Records for this exercise:

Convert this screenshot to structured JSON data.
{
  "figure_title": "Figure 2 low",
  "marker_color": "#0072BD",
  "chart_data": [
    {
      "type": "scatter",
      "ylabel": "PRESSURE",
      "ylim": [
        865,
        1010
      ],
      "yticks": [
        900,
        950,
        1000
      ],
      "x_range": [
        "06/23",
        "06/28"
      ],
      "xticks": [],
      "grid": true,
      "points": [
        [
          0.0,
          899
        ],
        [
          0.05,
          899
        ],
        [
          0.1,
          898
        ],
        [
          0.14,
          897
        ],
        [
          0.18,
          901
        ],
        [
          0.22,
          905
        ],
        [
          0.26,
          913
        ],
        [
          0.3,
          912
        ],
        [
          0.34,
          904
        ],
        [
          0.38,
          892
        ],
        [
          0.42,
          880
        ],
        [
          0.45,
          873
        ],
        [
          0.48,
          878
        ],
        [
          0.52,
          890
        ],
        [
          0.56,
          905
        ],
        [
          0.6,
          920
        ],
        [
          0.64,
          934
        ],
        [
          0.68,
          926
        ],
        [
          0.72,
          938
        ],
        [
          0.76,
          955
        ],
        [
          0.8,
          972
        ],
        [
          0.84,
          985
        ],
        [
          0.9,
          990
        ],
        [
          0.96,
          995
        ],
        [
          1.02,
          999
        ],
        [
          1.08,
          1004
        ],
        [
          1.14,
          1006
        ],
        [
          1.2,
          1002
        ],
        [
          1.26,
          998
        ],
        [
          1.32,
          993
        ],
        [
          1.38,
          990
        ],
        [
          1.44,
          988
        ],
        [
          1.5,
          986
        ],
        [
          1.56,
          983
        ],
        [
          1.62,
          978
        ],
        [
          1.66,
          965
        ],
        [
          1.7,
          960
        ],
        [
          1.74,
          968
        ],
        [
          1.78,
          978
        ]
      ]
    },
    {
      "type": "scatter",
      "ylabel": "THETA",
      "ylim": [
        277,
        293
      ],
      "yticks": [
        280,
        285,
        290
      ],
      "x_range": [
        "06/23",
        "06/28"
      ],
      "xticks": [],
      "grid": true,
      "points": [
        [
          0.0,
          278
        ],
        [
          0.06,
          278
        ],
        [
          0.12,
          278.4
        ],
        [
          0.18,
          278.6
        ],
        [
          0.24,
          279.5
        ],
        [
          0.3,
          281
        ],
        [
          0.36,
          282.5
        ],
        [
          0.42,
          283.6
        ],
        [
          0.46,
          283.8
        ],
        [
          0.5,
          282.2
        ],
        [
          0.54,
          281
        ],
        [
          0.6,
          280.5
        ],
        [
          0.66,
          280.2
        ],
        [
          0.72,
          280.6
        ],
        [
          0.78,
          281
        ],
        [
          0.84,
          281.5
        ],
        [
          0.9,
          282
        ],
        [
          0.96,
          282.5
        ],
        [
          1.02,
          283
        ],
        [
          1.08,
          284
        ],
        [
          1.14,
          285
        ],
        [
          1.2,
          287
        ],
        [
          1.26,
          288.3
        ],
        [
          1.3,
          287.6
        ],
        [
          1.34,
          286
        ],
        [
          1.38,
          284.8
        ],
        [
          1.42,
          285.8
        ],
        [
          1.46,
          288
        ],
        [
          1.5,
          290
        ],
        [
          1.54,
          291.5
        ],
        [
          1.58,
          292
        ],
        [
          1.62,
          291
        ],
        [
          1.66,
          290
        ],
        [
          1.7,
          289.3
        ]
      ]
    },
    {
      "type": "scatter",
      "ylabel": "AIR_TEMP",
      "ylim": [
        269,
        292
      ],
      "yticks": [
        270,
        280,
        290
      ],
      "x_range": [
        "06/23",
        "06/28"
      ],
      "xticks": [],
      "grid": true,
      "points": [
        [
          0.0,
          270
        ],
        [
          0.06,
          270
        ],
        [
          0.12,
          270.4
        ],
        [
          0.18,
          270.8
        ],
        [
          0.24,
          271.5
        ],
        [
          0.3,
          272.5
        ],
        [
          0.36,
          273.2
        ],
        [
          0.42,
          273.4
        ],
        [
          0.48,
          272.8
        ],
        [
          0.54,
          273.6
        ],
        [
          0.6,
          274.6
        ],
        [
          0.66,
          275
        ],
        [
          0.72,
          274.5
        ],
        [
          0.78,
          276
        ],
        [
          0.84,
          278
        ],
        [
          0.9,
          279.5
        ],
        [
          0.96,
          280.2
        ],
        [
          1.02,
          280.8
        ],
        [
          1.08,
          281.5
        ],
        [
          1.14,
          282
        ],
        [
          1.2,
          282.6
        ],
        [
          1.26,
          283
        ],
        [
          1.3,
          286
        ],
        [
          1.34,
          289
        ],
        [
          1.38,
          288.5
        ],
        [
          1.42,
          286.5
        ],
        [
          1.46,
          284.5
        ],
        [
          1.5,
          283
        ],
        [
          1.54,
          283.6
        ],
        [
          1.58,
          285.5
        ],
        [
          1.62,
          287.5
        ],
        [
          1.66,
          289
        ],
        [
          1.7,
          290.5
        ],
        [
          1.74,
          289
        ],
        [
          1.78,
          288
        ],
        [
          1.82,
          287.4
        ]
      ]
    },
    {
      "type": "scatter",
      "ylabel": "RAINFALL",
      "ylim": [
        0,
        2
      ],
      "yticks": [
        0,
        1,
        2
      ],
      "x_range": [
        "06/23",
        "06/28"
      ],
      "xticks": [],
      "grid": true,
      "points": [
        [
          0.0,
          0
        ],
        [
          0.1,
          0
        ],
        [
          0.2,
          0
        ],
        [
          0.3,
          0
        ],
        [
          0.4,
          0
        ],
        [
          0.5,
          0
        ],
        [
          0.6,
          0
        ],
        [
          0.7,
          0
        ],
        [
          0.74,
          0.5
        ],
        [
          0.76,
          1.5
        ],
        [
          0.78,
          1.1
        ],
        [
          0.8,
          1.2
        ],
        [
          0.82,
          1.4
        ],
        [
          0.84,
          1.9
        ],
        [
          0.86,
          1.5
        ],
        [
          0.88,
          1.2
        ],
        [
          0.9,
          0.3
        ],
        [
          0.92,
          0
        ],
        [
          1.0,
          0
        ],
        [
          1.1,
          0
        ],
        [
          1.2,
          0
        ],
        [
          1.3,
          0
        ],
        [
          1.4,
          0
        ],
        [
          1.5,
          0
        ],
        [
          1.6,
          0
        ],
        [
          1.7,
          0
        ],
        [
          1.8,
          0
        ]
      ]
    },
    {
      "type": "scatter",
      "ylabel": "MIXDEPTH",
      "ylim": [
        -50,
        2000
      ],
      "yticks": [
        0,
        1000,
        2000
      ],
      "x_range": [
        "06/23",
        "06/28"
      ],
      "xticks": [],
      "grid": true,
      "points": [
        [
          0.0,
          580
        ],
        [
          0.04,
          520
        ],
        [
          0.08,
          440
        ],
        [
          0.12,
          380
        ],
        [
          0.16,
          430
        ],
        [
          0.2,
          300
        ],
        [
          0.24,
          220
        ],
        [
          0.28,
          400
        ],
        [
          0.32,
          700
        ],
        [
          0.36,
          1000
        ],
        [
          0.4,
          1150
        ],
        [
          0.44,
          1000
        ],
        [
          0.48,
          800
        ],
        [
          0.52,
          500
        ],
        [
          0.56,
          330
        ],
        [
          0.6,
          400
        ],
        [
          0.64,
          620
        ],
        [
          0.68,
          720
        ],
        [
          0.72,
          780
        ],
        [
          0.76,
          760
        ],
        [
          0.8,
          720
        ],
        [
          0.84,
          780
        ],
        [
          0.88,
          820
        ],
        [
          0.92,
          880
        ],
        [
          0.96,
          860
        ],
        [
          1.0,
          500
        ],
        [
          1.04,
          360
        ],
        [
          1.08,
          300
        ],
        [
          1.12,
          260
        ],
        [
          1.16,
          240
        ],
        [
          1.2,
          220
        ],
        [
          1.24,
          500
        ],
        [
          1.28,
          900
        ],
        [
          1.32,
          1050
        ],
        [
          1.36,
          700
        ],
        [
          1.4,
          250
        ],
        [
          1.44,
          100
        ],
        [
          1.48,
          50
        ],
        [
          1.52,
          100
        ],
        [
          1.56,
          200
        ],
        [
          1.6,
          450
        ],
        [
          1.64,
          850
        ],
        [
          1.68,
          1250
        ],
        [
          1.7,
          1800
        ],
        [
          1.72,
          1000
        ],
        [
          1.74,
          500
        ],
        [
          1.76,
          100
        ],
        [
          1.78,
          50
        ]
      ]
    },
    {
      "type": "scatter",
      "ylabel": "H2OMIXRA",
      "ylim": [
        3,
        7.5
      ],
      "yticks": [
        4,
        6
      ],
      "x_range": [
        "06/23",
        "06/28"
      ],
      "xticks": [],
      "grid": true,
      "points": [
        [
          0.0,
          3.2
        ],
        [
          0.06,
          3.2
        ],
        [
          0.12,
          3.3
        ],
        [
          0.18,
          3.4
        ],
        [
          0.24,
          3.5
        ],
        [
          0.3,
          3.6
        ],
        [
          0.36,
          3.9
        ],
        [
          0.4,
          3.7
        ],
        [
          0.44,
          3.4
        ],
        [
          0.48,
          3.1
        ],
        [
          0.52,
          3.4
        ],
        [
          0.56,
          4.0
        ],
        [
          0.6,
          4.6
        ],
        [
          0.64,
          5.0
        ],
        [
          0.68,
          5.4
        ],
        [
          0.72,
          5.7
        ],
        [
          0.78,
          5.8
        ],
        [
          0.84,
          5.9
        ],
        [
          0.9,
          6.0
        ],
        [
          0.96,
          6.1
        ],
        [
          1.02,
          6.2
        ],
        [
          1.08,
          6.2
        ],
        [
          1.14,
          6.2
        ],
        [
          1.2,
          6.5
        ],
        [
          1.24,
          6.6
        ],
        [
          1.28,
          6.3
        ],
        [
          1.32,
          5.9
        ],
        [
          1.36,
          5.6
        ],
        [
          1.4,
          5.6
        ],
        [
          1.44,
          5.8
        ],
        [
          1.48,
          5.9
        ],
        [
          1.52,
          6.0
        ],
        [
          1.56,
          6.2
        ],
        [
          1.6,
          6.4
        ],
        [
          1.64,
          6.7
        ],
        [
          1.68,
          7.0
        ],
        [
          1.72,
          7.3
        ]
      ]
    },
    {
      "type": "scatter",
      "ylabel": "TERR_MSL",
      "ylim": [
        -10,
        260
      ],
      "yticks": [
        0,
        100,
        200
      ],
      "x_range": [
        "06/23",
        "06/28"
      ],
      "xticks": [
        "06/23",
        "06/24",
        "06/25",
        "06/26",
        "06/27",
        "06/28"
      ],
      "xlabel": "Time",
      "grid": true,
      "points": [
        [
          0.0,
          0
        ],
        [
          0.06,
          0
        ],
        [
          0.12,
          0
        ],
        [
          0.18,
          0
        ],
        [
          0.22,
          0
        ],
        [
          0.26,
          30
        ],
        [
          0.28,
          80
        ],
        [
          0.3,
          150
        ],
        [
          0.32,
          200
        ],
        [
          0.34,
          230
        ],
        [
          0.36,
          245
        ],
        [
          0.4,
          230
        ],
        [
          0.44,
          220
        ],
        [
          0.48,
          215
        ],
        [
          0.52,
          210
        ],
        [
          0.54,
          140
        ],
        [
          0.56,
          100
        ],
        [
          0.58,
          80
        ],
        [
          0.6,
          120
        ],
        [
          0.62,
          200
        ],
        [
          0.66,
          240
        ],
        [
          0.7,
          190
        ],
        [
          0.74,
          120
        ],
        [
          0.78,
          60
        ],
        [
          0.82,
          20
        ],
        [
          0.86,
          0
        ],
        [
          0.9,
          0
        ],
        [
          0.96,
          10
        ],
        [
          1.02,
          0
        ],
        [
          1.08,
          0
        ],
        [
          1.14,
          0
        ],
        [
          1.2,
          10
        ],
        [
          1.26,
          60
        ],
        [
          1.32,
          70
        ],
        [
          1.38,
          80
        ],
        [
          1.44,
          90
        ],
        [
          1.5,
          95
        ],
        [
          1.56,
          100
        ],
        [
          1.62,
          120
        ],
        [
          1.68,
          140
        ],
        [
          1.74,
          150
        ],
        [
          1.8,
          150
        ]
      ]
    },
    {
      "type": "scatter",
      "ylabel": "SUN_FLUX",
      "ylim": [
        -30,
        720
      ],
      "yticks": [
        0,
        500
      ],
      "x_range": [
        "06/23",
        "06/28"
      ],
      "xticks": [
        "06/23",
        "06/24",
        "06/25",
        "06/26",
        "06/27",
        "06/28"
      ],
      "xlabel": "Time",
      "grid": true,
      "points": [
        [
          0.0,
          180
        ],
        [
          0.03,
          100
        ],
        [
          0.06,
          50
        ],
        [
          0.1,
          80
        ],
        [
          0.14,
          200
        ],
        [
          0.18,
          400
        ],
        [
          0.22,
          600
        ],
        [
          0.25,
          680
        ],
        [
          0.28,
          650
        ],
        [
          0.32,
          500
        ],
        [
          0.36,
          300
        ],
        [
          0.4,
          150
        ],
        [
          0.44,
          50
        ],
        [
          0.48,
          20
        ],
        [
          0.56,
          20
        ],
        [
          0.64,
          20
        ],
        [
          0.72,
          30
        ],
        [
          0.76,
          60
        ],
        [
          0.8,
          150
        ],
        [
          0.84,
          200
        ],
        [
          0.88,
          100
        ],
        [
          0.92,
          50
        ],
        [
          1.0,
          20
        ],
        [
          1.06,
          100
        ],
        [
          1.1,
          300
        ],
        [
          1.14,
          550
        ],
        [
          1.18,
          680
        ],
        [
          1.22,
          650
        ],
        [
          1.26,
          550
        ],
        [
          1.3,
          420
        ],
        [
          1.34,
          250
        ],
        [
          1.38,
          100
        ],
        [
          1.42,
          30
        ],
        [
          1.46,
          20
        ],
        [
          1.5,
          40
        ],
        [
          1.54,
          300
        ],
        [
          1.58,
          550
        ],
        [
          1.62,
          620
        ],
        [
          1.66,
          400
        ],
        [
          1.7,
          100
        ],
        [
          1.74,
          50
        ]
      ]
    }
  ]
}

Given task:
Find the lines containing "ylabel" and pull them out.

Solution to this task:
      "ylabel": "PRESSURE",
      "ylabel": "THETA",
      "ylabel": "AIR_TEMP",
      "ylabel": "RAINFALL",
      "ylabel": "MIXDEPTH",
      "ylabel": "H2OMIXRA",
      "ylabel": "TERR_MSL",
      "ylabel": "SUN_FLUX",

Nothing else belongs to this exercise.